**WRITTEN INSTRUCTION**: Give back every line of the data below, unchanged and in the same order.

**DATASET CONTENT**:
++++

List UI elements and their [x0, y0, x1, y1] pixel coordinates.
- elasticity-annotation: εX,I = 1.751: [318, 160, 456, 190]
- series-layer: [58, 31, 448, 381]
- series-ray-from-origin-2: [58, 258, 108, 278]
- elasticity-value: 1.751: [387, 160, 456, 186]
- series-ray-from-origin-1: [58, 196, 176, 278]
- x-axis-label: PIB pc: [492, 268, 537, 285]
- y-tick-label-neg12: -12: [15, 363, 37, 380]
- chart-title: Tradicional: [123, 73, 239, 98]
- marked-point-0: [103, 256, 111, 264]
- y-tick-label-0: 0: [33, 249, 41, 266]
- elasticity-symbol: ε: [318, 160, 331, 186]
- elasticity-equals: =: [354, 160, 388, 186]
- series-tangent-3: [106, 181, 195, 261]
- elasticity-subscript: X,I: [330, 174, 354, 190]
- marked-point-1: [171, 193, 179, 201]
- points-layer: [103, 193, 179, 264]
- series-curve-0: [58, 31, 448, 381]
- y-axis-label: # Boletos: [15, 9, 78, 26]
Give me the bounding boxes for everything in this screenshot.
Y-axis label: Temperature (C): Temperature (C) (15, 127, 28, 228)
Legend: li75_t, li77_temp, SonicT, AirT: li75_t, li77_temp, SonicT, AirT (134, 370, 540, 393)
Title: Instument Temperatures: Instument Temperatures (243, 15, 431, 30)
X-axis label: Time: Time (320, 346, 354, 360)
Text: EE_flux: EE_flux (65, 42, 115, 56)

++++

**IN RESPONSE**:
List UI elements and their [x0, y0, x1, y1] pixel coordinates.
- elasticity-annotation: εX,I = 1.751: [318, 160, 456, 190]
- series-layer: [58, 31, 448, 381]
- series-ray-from-origin-2: [58, 258, 108, 278]
- elasticity-value: 1.751: [387, 160, 456, 186]
- series-ray-from-origin-1: [58, 196, 176, 278]
- x-axis-label: PIB pc: [492, 268, 537, 285]
- y-tick-label-neg12: -12: [15, 363, 37, 380]
- chart-title: Tradicional: [123, 73, 239, 98]
- marked-point-0: [103, 256, 111, 264]
- y-tick-label-0: 0: [33, 249, 41, 266]
- elasticity-symbol: ε: [318, 160, 331, 186]
- elasticity-equals: =: [354, 160, 388, 186]
- series-tangent-3: [106, 181, 195, 261]
- elasticity-subscript: X,I: [330, 174, 354, 190]
- marked-point-1: [171, 193, 179, 201]
- points-layer: [103, 193, 179, 264]
- series-curve-0: [58, 31, 448, 381]
- y-axis-label: # Boletos: [15, 9, 78, 26]
Give me the bounding boxes for everything in this screenshot.
Y-axis label: Temperature (C): Temperature (C) (15, 127, 28, 228)
Legend: li75_t, li77_temp, SonicT, AirT: li75_t, li77_temp, SonicT, AirT (134, 370, 540, 393)
Title: Instument Temperatures: Instument Temperatures (243, 15, 431, 30)
X-axis label: Time: Time (320, 346, 354, 360)
Text: EE_flux: EE_flux (65, 42, 115, 56)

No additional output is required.